Transcribe from the items below the lines between the one holding "table-row (11, 434, 1464, 602)" and the one holding "action-text: Disconnect the fuel", inclusive, and nothing else.

** START **

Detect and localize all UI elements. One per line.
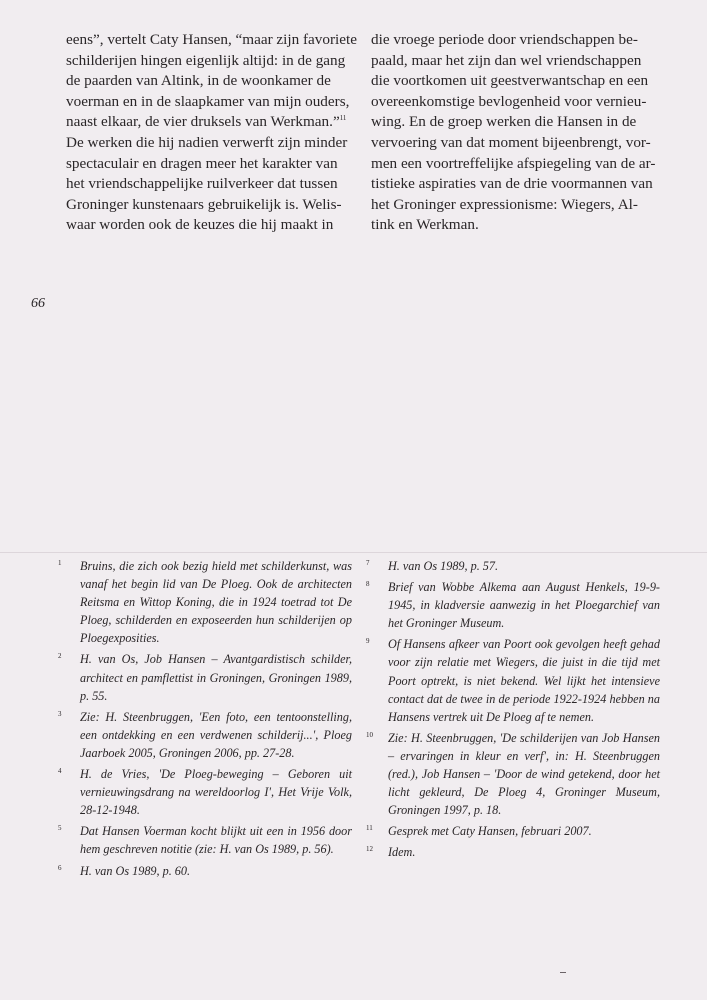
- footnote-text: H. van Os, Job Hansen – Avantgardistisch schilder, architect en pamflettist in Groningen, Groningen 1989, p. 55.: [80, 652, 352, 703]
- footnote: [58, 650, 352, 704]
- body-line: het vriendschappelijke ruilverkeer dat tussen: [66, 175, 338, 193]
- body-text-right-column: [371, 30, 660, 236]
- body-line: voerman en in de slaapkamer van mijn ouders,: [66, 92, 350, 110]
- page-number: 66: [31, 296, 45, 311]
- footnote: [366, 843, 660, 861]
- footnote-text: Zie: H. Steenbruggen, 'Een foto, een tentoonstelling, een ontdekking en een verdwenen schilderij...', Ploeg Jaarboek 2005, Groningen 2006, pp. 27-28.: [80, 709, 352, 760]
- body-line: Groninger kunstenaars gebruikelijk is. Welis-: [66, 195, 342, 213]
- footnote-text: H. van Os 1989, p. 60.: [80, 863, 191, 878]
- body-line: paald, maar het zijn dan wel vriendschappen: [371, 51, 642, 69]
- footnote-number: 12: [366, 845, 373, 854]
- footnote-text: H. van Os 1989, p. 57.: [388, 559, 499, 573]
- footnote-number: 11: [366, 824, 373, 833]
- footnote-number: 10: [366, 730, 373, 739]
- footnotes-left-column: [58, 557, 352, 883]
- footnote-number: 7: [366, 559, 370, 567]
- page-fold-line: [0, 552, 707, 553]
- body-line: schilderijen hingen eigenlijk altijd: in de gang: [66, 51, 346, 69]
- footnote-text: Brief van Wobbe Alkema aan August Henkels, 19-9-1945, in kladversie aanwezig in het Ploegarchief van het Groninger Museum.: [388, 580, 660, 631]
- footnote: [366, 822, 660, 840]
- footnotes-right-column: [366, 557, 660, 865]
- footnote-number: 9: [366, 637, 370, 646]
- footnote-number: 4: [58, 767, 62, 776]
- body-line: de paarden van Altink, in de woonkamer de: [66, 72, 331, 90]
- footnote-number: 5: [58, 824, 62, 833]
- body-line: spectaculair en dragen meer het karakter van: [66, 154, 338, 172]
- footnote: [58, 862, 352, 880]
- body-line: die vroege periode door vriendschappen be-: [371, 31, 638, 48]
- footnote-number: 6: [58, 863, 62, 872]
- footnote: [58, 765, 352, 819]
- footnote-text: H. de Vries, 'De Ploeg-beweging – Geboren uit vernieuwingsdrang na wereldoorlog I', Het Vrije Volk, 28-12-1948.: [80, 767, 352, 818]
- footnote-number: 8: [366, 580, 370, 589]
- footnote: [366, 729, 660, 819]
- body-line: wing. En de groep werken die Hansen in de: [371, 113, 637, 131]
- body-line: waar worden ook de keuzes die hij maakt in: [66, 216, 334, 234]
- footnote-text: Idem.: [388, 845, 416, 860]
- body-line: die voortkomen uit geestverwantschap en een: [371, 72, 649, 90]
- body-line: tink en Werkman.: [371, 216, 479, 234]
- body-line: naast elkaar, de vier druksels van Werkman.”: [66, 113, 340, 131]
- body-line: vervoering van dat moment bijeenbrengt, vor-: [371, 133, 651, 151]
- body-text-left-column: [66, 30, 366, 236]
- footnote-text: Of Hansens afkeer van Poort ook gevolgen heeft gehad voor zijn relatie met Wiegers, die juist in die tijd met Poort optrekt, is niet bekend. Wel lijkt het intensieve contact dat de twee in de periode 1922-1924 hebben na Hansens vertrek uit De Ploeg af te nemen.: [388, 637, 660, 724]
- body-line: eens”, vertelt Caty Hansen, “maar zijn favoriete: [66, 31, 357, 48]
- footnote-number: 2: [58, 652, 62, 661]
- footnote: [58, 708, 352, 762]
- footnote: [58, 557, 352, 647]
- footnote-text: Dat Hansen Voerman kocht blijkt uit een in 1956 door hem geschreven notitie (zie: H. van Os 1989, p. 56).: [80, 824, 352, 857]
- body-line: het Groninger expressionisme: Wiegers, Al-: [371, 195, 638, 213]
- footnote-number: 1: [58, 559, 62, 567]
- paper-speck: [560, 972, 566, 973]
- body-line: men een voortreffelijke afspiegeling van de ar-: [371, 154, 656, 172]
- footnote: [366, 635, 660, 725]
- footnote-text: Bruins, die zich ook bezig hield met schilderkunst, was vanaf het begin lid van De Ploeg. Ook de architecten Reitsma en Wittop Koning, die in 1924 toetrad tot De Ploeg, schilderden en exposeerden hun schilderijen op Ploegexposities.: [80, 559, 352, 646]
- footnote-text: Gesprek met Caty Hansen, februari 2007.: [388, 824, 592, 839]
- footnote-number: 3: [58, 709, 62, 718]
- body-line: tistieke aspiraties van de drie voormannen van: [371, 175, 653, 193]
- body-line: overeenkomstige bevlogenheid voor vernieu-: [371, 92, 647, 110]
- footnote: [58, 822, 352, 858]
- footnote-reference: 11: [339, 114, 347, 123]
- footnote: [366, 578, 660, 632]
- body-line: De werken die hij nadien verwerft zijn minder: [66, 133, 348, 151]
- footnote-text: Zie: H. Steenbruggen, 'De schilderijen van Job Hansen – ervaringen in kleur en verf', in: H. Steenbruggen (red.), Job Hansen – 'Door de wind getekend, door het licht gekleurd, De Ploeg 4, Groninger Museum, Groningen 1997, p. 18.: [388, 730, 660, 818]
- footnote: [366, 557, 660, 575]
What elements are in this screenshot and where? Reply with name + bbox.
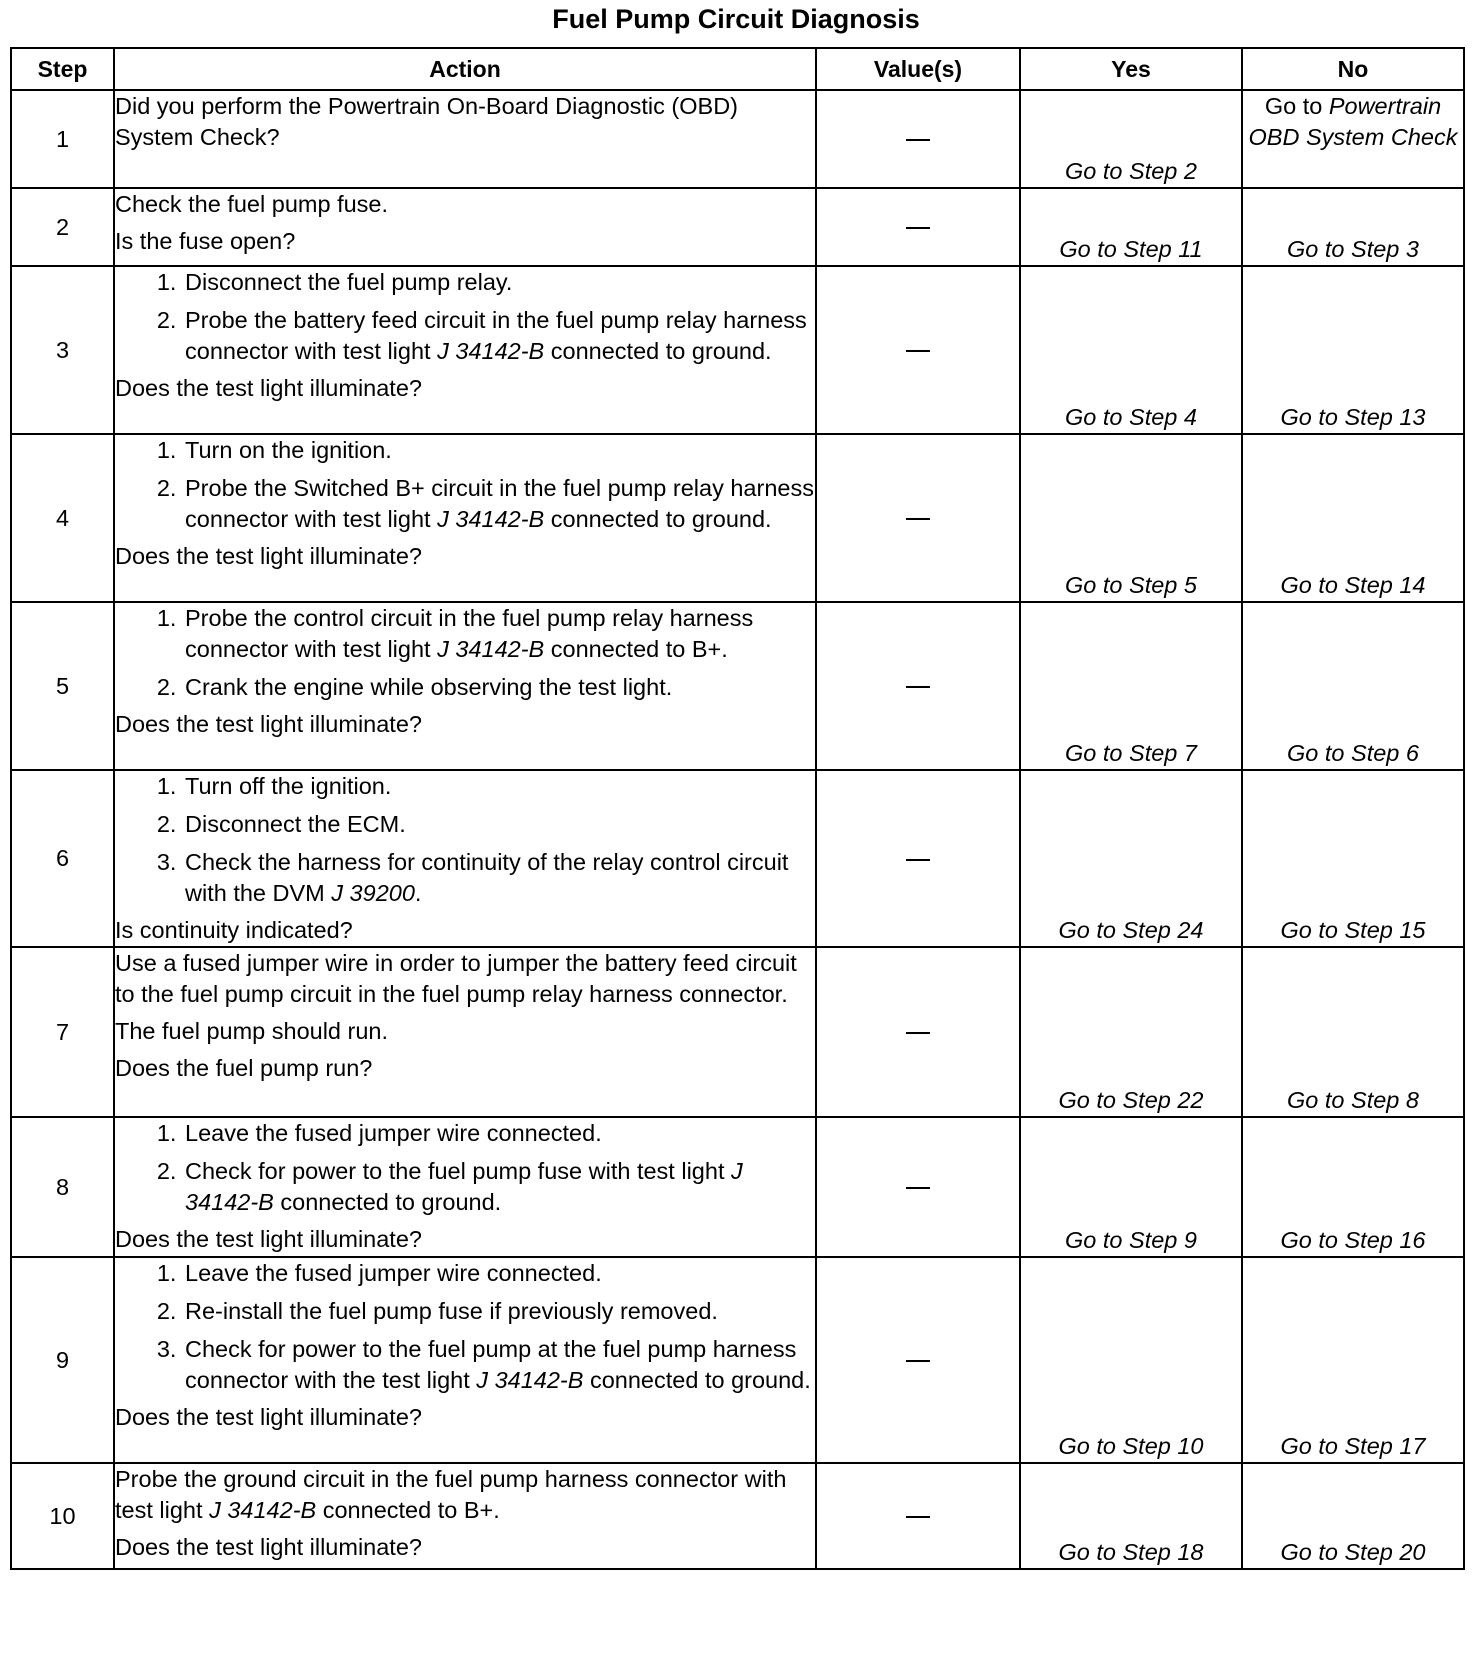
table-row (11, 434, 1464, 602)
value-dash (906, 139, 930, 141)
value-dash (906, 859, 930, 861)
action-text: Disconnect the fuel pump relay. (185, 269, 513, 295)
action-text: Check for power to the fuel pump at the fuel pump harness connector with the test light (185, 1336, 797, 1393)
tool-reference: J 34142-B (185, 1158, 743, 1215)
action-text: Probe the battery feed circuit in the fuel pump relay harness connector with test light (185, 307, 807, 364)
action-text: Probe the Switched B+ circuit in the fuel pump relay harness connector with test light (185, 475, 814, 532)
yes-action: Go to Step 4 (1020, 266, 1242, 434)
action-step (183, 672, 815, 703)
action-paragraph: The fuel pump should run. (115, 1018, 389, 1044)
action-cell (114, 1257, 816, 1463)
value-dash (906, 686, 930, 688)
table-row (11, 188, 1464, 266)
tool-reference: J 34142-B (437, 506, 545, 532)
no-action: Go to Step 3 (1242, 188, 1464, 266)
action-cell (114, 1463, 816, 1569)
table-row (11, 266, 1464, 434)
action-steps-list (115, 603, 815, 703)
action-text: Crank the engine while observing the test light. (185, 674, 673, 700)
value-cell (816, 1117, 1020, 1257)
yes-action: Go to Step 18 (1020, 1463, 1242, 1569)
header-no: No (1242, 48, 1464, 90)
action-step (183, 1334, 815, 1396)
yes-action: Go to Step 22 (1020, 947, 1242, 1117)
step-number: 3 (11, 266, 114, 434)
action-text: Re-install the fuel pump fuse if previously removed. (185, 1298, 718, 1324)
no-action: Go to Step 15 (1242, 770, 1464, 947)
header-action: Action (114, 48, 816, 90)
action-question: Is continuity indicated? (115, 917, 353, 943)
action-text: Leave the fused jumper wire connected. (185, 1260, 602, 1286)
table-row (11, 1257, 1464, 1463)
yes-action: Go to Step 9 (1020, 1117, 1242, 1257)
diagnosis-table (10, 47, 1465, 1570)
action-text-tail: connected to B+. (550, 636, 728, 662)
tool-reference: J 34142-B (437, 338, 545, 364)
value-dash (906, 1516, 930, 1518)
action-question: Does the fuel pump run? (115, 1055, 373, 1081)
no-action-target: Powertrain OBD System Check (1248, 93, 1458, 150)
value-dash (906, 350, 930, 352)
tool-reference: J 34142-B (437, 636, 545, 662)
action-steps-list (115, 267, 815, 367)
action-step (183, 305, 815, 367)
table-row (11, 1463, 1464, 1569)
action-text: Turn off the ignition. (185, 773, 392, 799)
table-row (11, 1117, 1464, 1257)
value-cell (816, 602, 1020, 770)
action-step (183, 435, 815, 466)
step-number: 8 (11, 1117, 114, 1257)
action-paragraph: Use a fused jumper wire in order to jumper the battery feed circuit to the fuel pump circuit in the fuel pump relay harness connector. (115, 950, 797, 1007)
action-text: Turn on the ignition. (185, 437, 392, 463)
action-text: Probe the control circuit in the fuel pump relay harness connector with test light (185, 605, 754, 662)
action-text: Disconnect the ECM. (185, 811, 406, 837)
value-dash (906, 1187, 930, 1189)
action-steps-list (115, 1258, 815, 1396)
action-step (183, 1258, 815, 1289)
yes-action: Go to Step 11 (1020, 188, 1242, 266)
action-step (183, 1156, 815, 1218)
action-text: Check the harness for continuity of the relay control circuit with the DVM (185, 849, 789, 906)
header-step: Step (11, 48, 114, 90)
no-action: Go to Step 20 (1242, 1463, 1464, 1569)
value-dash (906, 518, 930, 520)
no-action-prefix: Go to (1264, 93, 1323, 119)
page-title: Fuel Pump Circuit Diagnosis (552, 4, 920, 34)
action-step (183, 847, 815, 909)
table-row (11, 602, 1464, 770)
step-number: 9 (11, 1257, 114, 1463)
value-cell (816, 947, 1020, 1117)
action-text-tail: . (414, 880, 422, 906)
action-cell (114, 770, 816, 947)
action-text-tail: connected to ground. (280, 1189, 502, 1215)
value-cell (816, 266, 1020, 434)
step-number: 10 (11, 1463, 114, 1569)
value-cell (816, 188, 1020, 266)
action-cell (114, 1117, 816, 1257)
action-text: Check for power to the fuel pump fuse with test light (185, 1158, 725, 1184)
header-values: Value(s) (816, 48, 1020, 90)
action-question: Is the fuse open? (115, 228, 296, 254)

** END **

(WORKED SOLUTION)
table-row (11, 434, 1464, 602)
value-dash (906, 139, 930, 141)
value-dash (906, 859, 930, 861)
action-text: Disconnect the fuel pump relay. (185, 269, 513, 295)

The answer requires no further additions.